Input rows
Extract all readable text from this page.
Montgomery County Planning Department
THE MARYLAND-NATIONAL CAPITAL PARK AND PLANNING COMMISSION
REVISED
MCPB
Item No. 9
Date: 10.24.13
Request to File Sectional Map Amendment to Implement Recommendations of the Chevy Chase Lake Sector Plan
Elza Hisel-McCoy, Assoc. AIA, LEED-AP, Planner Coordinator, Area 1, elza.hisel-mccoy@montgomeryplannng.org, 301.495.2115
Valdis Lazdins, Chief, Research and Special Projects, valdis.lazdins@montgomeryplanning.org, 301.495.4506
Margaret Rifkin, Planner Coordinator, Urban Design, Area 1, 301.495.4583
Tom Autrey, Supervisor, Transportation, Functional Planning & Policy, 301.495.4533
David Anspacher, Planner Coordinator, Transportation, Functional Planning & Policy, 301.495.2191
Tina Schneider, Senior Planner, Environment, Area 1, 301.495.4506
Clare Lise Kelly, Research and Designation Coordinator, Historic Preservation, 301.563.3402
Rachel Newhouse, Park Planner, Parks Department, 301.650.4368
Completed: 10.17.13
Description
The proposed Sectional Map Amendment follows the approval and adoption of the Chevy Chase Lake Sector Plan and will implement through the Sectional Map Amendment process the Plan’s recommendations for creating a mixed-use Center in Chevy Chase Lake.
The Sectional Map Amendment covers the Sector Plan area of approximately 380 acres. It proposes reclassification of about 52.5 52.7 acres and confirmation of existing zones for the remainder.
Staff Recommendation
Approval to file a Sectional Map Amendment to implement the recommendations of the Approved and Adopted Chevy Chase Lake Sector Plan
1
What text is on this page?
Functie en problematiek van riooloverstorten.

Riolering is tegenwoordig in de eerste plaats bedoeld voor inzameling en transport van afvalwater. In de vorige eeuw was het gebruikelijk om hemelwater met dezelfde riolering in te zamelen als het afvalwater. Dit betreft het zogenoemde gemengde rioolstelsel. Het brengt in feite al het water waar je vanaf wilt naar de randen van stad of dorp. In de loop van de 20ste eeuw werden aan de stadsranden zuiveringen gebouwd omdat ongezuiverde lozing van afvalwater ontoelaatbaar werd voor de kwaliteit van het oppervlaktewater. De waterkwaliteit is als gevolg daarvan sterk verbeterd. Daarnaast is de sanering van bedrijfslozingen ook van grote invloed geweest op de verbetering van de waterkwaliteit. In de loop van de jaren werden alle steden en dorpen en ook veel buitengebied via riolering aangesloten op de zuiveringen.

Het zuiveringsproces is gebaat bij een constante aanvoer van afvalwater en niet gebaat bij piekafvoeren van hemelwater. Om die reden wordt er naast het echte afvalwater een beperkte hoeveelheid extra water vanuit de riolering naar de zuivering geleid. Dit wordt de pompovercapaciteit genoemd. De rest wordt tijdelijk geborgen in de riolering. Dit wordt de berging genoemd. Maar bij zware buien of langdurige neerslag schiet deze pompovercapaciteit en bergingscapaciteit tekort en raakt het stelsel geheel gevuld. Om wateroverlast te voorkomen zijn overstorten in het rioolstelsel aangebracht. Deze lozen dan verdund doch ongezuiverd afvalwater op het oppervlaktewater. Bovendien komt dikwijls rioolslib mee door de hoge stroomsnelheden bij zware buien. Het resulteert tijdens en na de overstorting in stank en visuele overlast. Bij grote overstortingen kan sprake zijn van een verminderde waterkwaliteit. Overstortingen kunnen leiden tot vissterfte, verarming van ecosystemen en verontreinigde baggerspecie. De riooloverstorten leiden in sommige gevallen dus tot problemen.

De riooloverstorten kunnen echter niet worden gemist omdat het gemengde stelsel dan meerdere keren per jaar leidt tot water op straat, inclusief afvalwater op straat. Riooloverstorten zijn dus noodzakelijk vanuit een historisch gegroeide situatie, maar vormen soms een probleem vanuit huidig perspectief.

What the task asks
Return each line of the data exactly as written above.

The answer
Extract all readable text from this page.
Montgomery County Planning Department
THE MARYLAND-NATIONAL CAPITAL PARK AND PLANNING COMMISSION
REVISED
MCPB
Item No. 9
Date: 10.24.13
Request to File Sectional Map Amendment to Implement Recommendations of the Chevy Chase Lake Sector Plan
Elza Hisel-McCoy, Assoc. AIA, LEED-AP, Planner Coordinator, Area 1, elza.hisel-mccoy@montgomeryplannng.org, 301.495.2115
Valdis Lazdins, Chief, Research and Special Projects, valdis.lazdins@montgomeryplanning.org, 301.495.4506
Margaret Rifkin, Planner Coordinator, Urban Design, Area 1, 301.495.4583
Tom Autrey, Supervisor, Transportation, Functional Planning & Policy, 301.495.4533
David Anspacher, Planner Coordinator, Transportation, Functional Planning & Policy, 301.495.2191
Tina Schneider, Senior Planner, Environment, Area 1, 301.495.4506
Clare Lise Kelly, Research and Designation Coordinator, Historic Preservation, 301.563.3402
Rachel Newhouse, Park Planner, Parks Department, 301.650.4368
Completed: 10.17.13
Description
The proposed Sectional Map Amendment follows the approval and adoption of the Chevy Chase Lake Sector Plan and will implement through the Sectional Map Amendment process the Plan’s recommendations for creating a mixed-use Center in Chevy Chase Lake.
The Sectional Map Amendment covers the Sector Plan area of approximately 380 acres. It proposes reclassification of about 52.5 52.7 acres and confirmation of existing zones for the remainder.
Staff Recommendation
Approval to file a Sectional Map Amendment to implement the recommendations of the Approved and Adopted Chevy Chase Lake Sector Plan
1
What text is on this page?
Functie en problematiek van riooloverstorten.

Riolering is tegenwoordig in de eerste plaats bedoeld voor inzameling en transport van afvalwater. In de vorige eeuw was het gebruikelijk om hemelwater met dezelfde riolering in te zamelen als het afvalwater. Dit betreft het zogenoemde gemengde rioolstelsel. Het brengt in feite al het water waar je vanaf wilt naar de randen van stad of dorp. In de loop van de 20ste eeuw werden aan de stadsranden zuiveringen gebouwd omdat ongezuiverde lozing van afvalwater ontoelaatbaar werd voor de kwaliteit van het oppervlaktewater. De waterkwaliteit is als gevolg daarvan sterk verbeterd. Daarnaast is de sanering van bedrijfslozingen ook van grote invloed geweest op de verbetering van de waterkwaliteit. In de loop van de jaren werden alle steden en dorpen en ook veel buitengebied via riolering aangesloten op de zuiveringen.

Het zuiveringsproces is gebaat bij een constante aanvoer van afvalwater en niet gebaat bij piekafvoeren van hemelwater. Om die reden wordt er naast het echte afvalwater een beperkte hoeveelheid extra water vanuit de riolering naar de zuivering geleid. Dit wordt de pompovercapaciteit genoemd. De rest wordt tijdelijk geborgen in de riolering. Dit wordt de berging genoemd. Maar bij zware buien of langdurige neerslag schiet deze pompovercapaciteit en bergingscapaciteit tekort en raakt het stelsel geheel gevuld. Om wateroverlast te voorkomen zijn overstorten in het rioolstelsel aangebracht. Deze lozen dan verdund doch ongezuiverd afvalwater op het oppervlaktewater. Bovendien komt dikwijls rioolslib mee door de hoge stroomsnelheden bij zware buien. Het resulteert tijdens en na de overstorting in stank en visuele overlast. Bij grote overstortingen kan sprake zijn van een verminderde waterkwaliteit. Overstortingen kunnen leiden tot vissterfte, verarming van ecosystemen en verontreinigde baggerspecie. De riooloverstorten leiden in sommige gevallen dus tot problemen.

De riooloverstorten kunnen echter niet worden gemist omdat het gemengde stelsel dan meerdere keren per jaar leidt tot water op straat, inclusief afvalwater op straat. Riooloverstorten zijn dus noodzakelijk vanuit een historisch gegroeide situatie, maar vormen soms een probleem vanuit huidig perspectief.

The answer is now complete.